=== Set problem ===
Using the data beneath, show every line that includes the word "Andijon".

(Data entries)
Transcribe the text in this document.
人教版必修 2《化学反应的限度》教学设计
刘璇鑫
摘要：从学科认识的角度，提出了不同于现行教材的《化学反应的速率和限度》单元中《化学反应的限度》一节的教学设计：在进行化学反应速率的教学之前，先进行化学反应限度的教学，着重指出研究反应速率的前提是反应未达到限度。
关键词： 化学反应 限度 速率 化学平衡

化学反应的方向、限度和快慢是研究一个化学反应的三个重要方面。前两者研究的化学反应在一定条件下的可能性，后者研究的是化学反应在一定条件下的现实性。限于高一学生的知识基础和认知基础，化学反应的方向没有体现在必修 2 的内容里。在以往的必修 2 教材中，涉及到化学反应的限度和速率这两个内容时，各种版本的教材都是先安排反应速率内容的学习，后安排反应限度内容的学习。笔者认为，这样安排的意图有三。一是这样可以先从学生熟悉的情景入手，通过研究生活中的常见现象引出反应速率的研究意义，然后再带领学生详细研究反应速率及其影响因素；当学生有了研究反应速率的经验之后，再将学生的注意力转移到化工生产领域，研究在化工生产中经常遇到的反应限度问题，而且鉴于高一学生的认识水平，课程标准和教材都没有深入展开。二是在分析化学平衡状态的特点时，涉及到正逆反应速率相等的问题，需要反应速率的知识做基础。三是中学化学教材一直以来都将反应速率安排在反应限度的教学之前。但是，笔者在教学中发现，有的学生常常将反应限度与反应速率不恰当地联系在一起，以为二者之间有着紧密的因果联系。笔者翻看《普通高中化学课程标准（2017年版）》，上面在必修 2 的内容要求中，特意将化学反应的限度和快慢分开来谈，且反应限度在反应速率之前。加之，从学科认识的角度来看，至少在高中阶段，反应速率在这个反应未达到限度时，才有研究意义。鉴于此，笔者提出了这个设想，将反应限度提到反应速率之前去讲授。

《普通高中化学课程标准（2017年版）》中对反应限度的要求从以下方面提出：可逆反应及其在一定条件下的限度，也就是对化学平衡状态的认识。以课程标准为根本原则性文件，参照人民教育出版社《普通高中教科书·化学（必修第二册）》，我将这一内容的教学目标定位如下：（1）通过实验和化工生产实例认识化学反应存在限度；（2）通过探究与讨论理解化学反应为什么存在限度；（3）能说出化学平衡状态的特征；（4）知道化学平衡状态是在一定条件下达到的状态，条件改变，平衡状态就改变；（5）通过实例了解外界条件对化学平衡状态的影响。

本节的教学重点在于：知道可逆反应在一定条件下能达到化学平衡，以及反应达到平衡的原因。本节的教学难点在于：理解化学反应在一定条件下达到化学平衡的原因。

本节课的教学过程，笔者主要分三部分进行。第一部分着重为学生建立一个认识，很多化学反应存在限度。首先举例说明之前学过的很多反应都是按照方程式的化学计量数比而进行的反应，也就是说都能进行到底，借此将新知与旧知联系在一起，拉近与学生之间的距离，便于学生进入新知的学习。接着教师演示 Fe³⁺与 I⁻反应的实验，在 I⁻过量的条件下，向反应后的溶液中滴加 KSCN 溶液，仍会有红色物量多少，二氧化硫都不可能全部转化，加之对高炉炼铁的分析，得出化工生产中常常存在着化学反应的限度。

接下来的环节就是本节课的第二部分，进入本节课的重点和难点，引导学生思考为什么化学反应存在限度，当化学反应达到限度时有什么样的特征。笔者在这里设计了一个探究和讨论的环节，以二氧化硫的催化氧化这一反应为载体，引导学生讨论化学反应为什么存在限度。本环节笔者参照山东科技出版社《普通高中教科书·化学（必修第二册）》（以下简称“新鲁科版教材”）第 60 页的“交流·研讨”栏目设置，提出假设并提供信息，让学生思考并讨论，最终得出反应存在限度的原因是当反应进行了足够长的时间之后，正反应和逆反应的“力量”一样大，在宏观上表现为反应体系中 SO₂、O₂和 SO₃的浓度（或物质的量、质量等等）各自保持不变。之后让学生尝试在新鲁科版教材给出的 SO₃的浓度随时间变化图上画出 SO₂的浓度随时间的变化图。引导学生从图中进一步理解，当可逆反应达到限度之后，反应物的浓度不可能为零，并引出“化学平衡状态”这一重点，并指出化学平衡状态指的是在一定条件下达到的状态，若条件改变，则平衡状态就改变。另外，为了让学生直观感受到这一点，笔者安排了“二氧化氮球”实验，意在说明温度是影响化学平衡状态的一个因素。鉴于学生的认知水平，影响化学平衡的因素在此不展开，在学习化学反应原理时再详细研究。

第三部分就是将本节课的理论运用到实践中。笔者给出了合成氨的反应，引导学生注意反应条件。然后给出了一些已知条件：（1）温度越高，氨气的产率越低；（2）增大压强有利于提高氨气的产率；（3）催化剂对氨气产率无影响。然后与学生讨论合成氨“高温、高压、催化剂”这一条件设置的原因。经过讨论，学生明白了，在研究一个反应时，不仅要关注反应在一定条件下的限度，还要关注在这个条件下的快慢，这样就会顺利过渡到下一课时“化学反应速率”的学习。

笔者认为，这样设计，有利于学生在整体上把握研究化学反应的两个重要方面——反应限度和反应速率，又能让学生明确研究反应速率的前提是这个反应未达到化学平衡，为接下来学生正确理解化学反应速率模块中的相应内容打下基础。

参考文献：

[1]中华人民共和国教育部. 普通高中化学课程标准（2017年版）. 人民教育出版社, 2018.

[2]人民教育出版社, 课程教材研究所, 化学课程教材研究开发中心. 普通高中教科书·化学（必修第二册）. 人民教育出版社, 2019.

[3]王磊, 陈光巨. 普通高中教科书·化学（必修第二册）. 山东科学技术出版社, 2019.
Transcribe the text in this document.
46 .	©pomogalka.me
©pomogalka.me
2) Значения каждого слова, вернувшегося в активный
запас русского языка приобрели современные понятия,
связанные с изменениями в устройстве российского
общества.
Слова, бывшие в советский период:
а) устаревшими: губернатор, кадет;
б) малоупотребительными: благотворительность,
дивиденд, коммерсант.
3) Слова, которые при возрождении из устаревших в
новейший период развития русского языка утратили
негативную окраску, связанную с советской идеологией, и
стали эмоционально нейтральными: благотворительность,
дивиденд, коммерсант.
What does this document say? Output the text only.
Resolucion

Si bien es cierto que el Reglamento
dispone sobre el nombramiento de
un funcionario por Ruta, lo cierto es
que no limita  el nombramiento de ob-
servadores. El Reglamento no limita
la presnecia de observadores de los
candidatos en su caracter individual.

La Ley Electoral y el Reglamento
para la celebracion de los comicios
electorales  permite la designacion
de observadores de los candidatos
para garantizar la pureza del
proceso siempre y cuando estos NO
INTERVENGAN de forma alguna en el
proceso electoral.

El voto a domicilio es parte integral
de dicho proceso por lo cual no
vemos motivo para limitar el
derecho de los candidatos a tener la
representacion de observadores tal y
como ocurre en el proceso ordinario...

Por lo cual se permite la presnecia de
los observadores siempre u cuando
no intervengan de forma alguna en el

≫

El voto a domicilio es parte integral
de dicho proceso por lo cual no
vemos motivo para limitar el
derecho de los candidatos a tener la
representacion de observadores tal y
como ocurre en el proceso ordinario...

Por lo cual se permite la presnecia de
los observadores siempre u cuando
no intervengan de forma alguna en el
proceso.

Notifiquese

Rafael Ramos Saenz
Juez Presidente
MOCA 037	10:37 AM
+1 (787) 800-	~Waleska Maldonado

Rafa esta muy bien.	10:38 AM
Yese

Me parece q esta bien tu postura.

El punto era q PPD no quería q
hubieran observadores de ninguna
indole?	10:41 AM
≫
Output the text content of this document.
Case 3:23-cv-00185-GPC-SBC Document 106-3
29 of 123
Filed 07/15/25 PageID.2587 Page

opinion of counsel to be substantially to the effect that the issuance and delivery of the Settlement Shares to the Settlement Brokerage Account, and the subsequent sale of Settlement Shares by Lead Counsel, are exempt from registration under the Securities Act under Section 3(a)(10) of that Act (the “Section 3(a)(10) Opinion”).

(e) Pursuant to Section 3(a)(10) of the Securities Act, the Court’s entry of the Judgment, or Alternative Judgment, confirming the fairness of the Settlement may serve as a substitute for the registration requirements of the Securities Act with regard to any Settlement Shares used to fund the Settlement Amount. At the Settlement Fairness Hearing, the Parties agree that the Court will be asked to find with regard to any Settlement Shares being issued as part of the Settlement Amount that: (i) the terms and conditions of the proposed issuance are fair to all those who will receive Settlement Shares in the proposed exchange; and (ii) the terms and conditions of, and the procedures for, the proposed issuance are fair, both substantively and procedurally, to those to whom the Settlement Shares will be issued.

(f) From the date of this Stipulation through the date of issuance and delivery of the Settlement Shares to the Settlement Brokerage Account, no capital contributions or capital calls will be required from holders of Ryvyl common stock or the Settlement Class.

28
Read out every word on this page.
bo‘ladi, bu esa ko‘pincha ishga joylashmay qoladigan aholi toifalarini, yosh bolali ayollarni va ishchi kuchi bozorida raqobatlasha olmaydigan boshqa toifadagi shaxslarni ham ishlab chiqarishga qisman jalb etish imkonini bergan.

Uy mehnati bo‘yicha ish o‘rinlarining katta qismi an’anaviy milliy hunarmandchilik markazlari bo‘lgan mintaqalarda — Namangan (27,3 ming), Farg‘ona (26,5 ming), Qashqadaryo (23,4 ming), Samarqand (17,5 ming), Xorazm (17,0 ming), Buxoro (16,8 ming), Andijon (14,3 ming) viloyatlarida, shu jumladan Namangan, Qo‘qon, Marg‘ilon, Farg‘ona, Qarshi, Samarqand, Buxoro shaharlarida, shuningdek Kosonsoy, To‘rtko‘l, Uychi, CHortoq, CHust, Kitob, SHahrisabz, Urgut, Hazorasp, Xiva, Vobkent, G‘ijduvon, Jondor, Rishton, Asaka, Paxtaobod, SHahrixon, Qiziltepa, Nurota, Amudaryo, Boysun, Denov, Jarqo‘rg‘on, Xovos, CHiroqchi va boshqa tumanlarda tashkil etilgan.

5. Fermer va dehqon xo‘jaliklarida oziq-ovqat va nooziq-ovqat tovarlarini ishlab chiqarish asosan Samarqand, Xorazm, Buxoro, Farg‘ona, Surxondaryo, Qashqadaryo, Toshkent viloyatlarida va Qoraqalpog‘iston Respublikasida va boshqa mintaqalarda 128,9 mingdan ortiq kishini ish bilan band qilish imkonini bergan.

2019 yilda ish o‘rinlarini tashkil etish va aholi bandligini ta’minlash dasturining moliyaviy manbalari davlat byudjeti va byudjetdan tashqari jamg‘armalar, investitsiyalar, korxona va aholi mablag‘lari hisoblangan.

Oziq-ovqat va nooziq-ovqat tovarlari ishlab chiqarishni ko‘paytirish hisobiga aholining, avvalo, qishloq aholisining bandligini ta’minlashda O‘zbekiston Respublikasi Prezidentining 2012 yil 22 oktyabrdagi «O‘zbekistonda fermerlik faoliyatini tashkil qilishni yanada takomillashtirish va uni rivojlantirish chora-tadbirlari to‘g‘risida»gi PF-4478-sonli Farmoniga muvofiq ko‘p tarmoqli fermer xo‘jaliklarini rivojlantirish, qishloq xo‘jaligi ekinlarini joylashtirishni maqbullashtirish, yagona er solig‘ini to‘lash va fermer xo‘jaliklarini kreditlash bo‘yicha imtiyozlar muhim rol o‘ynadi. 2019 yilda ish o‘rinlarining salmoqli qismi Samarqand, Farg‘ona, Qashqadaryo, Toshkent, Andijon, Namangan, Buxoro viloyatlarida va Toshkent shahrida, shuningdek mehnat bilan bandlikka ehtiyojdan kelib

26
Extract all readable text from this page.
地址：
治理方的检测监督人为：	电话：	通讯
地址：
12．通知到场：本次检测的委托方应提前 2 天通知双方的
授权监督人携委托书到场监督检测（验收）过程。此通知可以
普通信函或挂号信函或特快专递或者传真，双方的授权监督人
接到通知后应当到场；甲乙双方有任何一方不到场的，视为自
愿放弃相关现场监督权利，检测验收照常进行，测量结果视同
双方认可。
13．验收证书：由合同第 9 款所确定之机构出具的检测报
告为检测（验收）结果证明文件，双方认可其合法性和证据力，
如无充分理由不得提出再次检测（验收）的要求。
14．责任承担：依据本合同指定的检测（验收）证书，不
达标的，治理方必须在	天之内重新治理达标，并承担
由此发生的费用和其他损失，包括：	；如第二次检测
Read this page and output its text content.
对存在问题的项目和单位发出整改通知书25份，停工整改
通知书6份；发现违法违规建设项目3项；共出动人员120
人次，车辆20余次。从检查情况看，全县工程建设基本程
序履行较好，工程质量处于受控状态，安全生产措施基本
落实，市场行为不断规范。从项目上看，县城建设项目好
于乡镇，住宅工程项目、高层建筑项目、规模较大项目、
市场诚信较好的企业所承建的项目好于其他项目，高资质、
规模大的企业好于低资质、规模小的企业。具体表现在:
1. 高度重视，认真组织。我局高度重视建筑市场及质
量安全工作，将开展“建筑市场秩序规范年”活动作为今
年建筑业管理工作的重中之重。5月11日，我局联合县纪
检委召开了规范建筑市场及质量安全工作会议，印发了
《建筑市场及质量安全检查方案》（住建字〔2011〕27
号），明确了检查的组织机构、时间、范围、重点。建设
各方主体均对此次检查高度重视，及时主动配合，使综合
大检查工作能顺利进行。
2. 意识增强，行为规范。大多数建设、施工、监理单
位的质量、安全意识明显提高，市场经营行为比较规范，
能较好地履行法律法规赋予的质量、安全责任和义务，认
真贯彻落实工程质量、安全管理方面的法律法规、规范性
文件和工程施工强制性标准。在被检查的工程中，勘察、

=== Result of this task ===
Uy mehnati bo‘yicha ish o‘rinlarining katta qismi an’anaviy milliy hunarmandchilik markazlari bo‘lgan mintaqalarda — Namangan (27,3 ming), Farg‘ona (26,5 ming), Qashqadaryo (23,4 ming), Samarqand (17,5 ming), Xorazm (17,0 ming), Buxoro (16,8 ming), Andijon (14,3 ming) viloyatlarida, shu jumladan Namangan, Qo‘qon, Marg‘ilon, Farg‘ona, Qarshi, Samarqand, Buxoro shaharlarida, shuningdek Kosonsoy, To‘rtko‘l, Uychi, CHortoq, CHust, Kitob, SHahrisabz, Urgut, Hazorasp, Xiva, Vobkent, G‘ijduvon, Jondor, Rishton, Asaka, Paxtaobod, SHahrixon, Qiziltepa, Nurota, Amudaryo, Boysun, Denov, Jarqo‘rg‘on, Xovos, CHiroqchi va boshqa tumanlarda tashkil etilgan.
Oziq-ovqat va nooziq-ovqat tovarlari ishlab chiqarishni ko‘paytirish hisobiga aholining, avvalo, qishloq aholisining bandligini ta’minlashda O‘zbekiston Respublikasi Prezidentining 2012 yil 22 oktyabrdagi «O‘zbekistonda fermerlik faoliyatini tashkil qilishni yanada takomillashtirish va uni rivojlantirish chora-tadbirlari to‘g‘risida»gi PF-4478-sonli Farmoniga muvofiq ko‘p tarmoqli fermer xo‘jaliklarini rivojlantirish, qishloq xo‘jaligi ekinlarini joylashtirishni maqbullashtirish, yagona er solig‘ini to‘lash va fermer xo‘jaliklarini kreditlash bo‘yicha imtiyozlar muhim rol o‘ynadi. 2019 yilda ish o‘rinlarining salmoqli qismi Samarqand, Farg‘ona, Qashqadaryo, Toshkent, Andijon, Namangan, Buxoro viloyatlarida va Toshkent shahrida, shuningdek mehnat bilan bandlikka ehtiyojdan kelib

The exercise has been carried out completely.